■ Data entries ■
+ + +

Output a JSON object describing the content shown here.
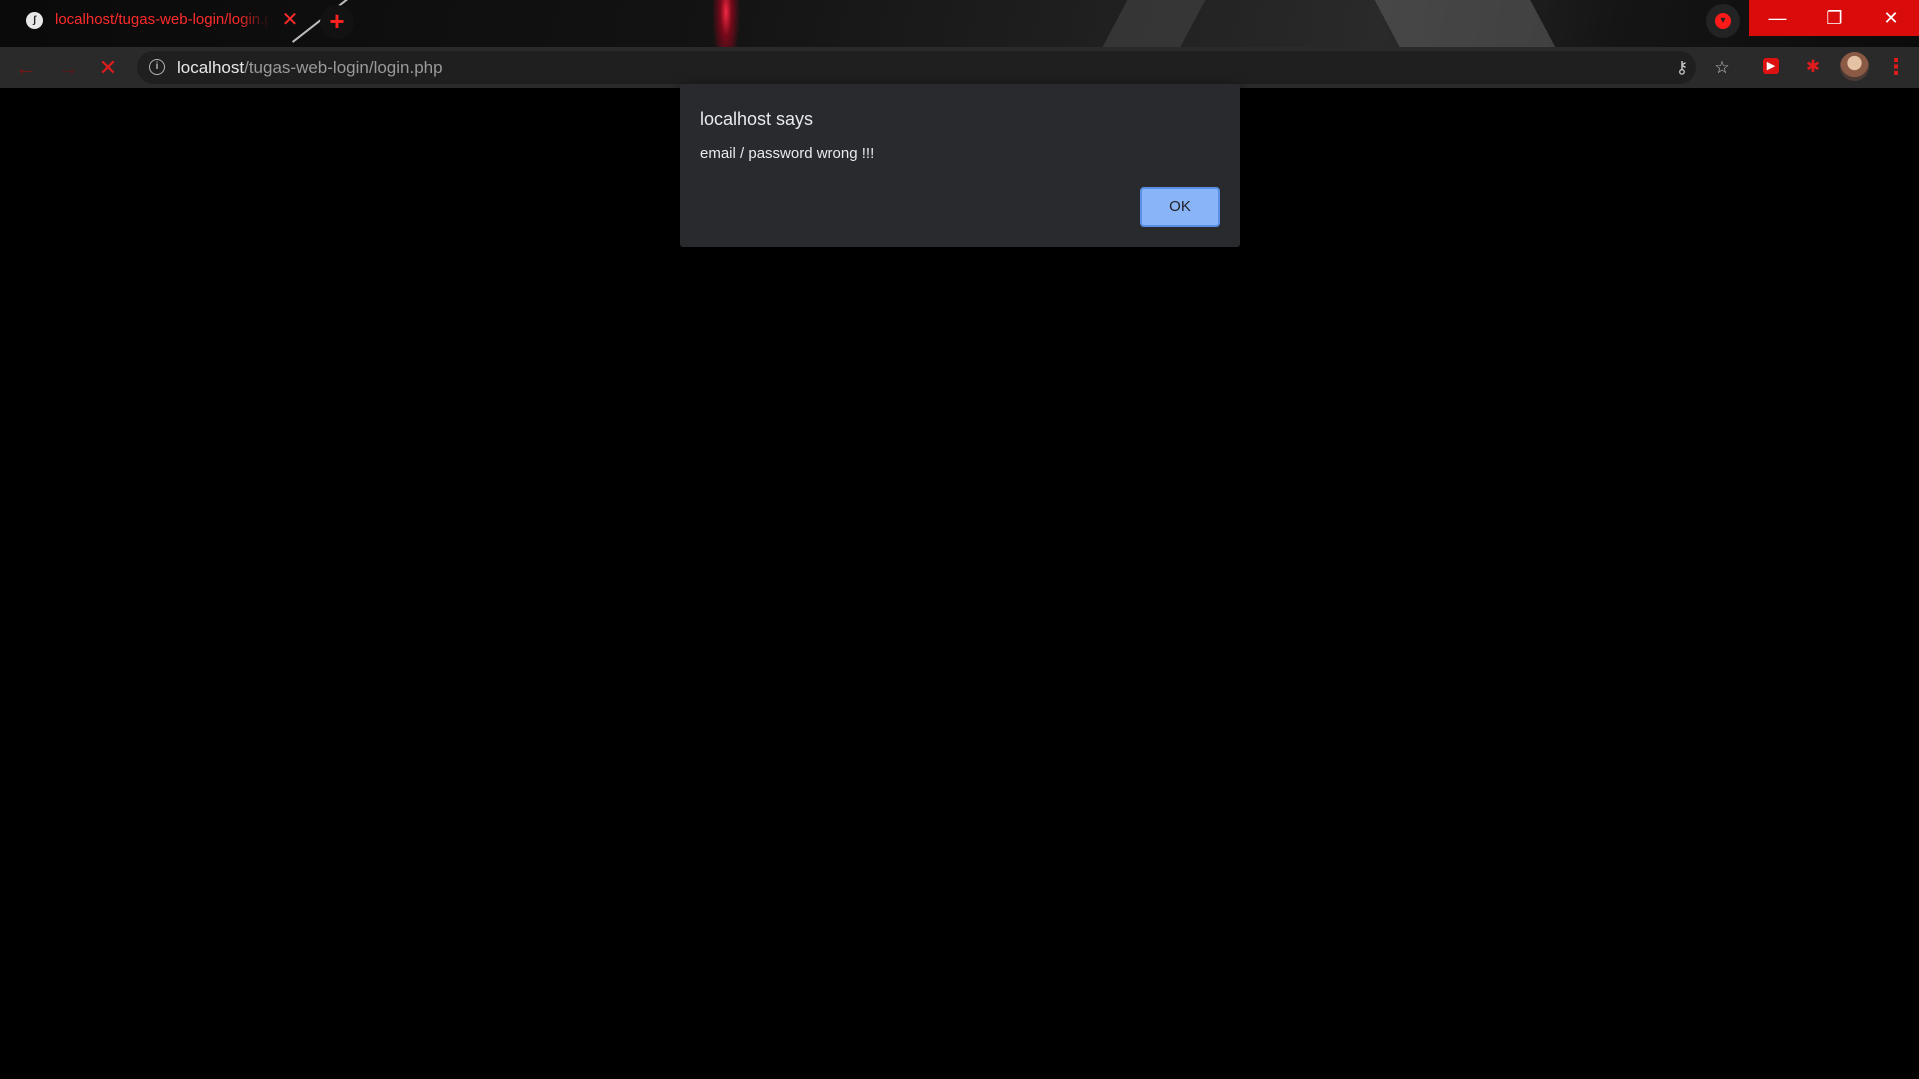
{
  "browser": {
    "tab": {
      "title": "localhost/tugas-web-login/login.php",
      "favicon_label": "ʃ",
      "close_glyph": "✕"
    },
    "new_tab_glyph": "+",
    "window_controls": {
      "minimize": "—",
      "restore": "❐",
      "close": "✕"
    },
    "toolbar": {
      "back_glyph": "←",
      "forward_glyph": "→",
      "stop_glyph": "✕",
      "info_glyph": "i",
      "url_host": "localhost",
      "url_path": "/tugas-web-login/login.php",
      "key_glyph": "⚷",
      "star_glyph": "☆",
      "ext1_glyph": "▶",
      "ext2_glyph": "✱",
      "menu_glyph": "⋮"
    },
    "icons": {
      "tab_favicon": "site-favicon-icon",
      "tab_close": "close-icon",
      "new_tab": "plus-icon",
      "tab_search": "tab-search-icon",
      "back": "arrow-left-icon",
      "forward": "arrow-right-icon",
      "stop": "stop-icon",
      "site_info": "info-icon",
      "passwords": "key-icon",
      "bookmark": "star-icon",
      "extension_1": "extension-icon",
      "extensions": "puzzle-icon",
      "profile": "avatar",
      "menu": "kebab-menu-icon"
    },
    "colors": {
      "accent": "#ff2b2b",
      "window_control_bg": "#d90b0b",
      "toolbar_bg": "#2a2a2b",
      "page_bg": "#000000"
    }
  },
  "dialog": {
    "title": "localhost says",
    "message": "email / password wrong !!!",
    "ok_label": "OK",
    "colors": {
      "background": "#292a2d",
      "button_bg": "#8ab4f8",
      "text": "#e8eaed"
    }
  }
}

+ + +

■ TASK DETAILS ■
Reproduce the material in full, word for word, and omit the pictures.

■ RESULT FOR THIS TASK ■
Output a JSON object describing the content shown here.
{
  "browser": {
    "tab": {
      "title": "localhost/tugas-web-login/login.php",
      "favicon_label": "ʃ",
      "close_glyph": "✕"
    },
    "new_tab_glyph": "+",
    "window_controls": {
      "minimize": "—",
      "restore": "❐",
      "close": "✕"
    },
    "toolbar": {
      "back_glyph": "←",
      "forward_glyph": "→",
      "stop_glyph": "✕",
      "info_glyph": "i",
      "url_host": "localhost",
      "url_path": "/tugas-web-login/login.php",
      "key_glyph": "⚷",
      "star_glyph": "☆",
      "ext1_glyph": "▶",
      "ext2_glyph": "✱",
      "menu_glyph": "⋮"
    },
    "icons": {
      "tab_favicon": "site-favicon-icon",
      "tab_close": "close-icon",
      "new_tab": "plus-icon",
      "tab_search": "tab-search-icon",
      "back": "arrow-left-icon",
      "forward": "arrow-right-icon",
      "stop": "stop-icon",
      "site_info": "info-icon",
      "passwords": "key-icon",
      "bookmark": "star-icon",
      "extension_1": "extension-icon",
      "extensions": "puzzle-icon",
      "profile": "avatar",
      "menu": "kebab-menu-icon"
    },
    "colors": {
      "accent": "#ff2b2b",
      "window_control_bg": "#d90b0b",
      "toolbar_bg": "#2a2a2b",
      "page_bg": "#000000"
    }
  },
  "dialog": {
    "title": "localhost says",
    "message": "email / password wrong !!!",
    "ok_label": "OK",
    "colors": {
      "background": "#292a2d",
      "button_bg": "#8ab4f8",
      "text": "#e8eaed"
    }
  }
}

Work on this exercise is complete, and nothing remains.